▶ [Required task]
What is the number of lines containing the string "humidity"? Answer with the number only.

** begin Available data **

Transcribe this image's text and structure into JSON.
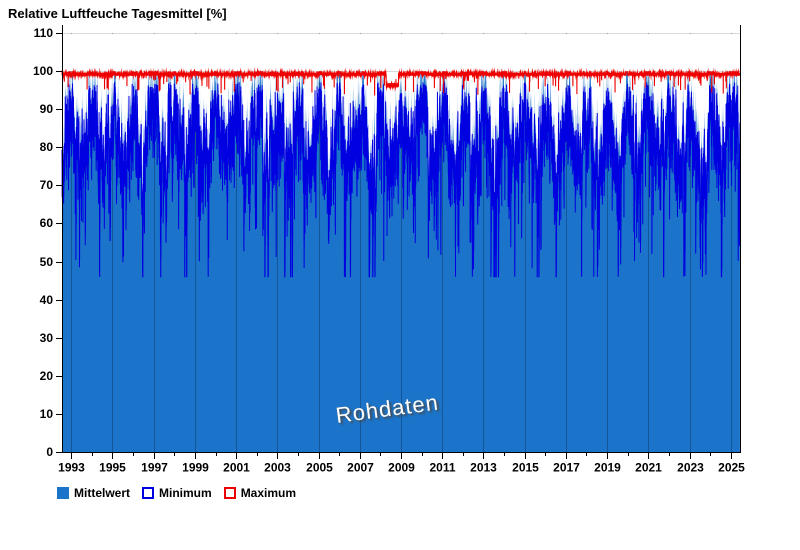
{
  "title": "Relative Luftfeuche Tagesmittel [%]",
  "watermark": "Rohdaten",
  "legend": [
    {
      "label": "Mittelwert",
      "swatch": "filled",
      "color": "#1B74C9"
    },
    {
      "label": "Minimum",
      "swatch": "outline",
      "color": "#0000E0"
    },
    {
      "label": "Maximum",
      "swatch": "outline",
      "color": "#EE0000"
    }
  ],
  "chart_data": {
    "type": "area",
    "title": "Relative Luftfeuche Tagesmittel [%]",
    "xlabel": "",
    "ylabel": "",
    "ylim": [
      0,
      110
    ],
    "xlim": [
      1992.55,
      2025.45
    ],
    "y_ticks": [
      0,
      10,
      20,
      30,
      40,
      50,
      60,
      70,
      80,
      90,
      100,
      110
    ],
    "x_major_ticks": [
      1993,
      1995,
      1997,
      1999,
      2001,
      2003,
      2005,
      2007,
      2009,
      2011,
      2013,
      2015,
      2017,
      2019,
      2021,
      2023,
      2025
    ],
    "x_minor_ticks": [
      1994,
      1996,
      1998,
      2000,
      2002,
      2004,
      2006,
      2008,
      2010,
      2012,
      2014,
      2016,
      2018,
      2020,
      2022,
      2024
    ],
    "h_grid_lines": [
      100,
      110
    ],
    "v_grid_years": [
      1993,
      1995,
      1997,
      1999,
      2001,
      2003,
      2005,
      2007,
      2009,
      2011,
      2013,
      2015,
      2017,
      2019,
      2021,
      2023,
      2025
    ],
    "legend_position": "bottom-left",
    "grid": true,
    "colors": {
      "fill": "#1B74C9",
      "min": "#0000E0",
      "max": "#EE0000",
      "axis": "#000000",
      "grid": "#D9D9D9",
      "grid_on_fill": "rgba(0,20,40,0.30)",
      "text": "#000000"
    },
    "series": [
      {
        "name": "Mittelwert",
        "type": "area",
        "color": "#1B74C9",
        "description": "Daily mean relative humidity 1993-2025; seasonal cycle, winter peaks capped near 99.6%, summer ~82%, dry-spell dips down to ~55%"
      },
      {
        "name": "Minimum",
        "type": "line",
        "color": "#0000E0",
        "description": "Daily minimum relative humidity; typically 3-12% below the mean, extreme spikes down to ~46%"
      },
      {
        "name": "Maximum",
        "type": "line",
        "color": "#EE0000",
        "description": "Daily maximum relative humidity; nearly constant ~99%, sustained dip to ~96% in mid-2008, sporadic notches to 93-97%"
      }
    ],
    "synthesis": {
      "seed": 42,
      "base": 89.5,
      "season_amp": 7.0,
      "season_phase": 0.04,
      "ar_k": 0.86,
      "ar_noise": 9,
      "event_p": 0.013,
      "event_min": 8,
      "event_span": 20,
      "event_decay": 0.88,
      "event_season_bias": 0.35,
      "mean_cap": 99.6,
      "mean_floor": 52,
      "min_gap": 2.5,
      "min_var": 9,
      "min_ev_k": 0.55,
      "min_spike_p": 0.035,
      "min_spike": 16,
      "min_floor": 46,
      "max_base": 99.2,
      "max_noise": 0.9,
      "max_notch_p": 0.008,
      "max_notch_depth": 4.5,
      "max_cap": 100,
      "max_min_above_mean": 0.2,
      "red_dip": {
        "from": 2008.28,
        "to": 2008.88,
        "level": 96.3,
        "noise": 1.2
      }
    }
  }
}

** end Available data **
** begin Available data **

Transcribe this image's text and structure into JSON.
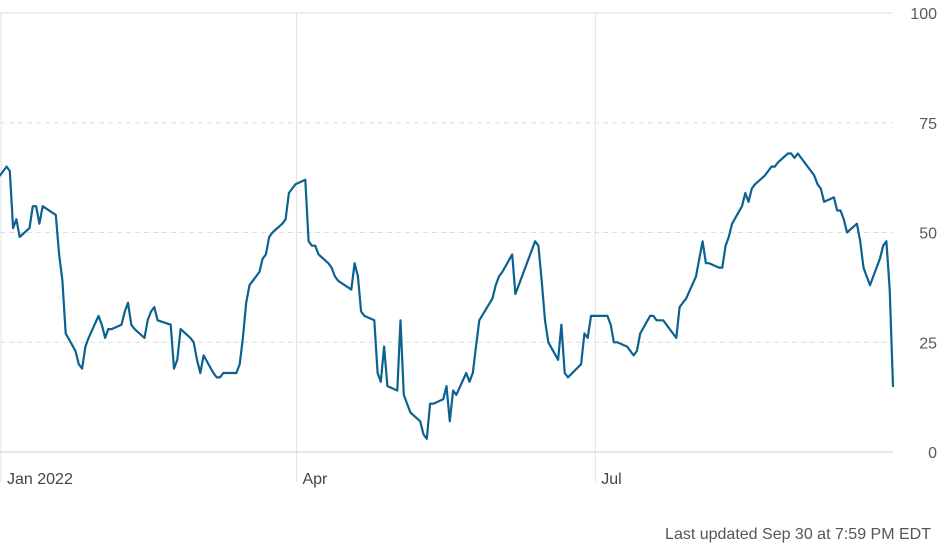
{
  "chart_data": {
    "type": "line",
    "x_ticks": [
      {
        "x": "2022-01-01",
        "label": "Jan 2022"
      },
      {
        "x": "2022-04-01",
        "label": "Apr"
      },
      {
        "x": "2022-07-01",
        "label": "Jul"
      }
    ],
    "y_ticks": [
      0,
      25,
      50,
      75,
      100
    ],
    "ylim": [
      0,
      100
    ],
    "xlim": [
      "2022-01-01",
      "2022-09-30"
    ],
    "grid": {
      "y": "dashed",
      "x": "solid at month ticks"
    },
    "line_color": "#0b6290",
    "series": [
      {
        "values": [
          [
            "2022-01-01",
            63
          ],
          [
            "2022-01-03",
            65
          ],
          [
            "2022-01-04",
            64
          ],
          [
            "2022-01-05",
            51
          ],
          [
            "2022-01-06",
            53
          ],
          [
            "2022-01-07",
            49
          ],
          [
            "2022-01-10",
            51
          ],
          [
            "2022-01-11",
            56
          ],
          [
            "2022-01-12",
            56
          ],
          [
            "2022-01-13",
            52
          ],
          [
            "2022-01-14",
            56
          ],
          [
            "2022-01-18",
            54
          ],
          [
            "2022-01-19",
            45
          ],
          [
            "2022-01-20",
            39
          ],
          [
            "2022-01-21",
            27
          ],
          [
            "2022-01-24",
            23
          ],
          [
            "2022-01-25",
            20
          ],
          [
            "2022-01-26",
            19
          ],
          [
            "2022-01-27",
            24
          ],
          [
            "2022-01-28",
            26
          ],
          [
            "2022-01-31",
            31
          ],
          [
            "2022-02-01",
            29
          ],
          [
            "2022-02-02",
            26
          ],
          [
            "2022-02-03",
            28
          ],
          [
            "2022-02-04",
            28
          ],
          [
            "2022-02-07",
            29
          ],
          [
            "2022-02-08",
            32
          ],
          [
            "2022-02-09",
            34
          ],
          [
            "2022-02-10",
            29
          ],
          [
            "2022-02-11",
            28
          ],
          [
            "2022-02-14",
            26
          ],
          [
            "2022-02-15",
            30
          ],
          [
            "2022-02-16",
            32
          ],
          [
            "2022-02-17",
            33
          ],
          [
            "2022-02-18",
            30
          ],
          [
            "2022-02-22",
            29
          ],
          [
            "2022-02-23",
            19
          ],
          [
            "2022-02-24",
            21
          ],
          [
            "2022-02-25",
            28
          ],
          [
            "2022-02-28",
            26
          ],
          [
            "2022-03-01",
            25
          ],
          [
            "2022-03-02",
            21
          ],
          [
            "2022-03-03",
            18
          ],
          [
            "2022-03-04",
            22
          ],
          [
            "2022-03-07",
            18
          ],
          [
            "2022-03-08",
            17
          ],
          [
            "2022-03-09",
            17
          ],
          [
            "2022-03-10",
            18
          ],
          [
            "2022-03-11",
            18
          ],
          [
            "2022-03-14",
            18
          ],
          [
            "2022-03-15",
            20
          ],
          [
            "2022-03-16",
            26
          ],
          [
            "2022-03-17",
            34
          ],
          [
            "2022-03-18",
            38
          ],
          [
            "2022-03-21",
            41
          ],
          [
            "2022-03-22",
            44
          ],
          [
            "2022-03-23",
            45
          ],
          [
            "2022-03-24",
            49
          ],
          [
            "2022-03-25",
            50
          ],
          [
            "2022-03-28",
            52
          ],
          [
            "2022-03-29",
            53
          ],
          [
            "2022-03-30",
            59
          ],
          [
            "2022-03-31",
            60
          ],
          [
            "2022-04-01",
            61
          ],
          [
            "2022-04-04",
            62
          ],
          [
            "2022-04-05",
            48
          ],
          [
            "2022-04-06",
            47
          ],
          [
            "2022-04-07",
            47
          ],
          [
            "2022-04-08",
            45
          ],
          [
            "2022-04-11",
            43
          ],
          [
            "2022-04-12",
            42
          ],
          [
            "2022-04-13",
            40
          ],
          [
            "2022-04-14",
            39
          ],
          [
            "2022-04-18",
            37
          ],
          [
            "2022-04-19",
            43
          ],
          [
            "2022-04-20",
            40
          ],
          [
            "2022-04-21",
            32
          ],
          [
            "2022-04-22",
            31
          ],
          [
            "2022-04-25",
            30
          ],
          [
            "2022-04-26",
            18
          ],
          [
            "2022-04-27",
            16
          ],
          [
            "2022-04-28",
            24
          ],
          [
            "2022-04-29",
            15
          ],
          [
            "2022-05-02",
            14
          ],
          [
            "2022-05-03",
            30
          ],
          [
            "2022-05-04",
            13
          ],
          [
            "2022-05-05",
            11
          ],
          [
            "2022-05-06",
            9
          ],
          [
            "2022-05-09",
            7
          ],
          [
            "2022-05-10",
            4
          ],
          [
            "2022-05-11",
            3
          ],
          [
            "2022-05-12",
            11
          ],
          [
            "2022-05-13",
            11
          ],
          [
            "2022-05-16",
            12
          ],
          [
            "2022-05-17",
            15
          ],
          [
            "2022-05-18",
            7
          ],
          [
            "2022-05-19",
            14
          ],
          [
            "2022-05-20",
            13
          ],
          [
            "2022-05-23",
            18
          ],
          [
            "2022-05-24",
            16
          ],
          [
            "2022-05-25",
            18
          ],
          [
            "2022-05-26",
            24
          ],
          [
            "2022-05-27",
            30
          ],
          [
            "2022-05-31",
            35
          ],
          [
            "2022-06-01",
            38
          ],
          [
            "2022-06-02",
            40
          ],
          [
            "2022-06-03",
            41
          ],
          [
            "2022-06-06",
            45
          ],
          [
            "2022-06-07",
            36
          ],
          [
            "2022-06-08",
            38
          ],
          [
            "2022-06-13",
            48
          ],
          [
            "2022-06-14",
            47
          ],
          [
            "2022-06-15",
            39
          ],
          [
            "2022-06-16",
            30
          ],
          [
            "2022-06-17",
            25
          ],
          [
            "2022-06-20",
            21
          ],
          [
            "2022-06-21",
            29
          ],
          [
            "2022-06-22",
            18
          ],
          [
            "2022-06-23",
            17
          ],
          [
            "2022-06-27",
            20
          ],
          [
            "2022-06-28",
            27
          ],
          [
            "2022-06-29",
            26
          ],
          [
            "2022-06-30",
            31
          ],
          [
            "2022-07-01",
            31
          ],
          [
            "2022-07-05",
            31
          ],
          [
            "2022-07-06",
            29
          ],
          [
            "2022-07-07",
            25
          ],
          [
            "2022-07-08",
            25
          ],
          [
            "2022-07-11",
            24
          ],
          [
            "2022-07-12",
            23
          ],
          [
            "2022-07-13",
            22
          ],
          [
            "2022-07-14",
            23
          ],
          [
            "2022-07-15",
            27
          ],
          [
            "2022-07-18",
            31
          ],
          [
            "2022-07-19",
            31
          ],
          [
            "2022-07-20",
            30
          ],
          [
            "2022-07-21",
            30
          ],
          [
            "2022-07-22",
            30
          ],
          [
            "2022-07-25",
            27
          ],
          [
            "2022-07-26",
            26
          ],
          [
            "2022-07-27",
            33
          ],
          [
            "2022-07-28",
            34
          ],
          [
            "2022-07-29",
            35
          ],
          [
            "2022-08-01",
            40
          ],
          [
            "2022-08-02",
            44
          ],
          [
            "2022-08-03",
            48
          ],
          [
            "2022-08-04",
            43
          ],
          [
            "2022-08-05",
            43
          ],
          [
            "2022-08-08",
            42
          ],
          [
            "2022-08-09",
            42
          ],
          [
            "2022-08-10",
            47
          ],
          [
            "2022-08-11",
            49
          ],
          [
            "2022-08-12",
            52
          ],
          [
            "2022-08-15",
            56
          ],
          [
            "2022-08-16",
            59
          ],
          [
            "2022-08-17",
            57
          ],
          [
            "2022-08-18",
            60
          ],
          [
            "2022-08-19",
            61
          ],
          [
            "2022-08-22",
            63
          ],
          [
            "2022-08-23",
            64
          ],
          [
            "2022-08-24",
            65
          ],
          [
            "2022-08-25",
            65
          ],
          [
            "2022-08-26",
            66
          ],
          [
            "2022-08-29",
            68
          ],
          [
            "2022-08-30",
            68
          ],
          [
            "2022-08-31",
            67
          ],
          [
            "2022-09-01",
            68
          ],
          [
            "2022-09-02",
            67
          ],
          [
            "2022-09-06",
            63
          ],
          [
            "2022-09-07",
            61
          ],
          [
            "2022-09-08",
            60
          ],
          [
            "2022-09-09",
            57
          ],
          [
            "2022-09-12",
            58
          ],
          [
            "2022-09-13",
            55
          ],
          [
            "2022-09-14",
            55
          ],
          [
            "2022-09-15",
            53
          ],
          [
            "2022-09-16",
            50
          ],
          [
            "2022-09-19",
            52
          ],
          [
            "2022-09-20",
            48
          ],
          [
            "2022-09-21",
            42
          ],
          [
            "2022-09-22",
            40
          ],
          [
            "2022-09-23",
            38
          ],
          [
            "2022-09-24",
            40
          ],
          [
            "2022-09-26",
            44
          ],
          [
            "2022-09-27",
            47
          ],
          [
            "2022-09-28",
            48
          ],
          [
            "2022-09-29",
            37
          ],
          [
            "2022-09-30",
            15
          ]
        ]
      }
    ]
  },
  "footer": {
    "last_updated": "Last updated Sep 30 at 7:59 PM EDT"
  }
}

** end Available data **

▶ [Exercise output]
3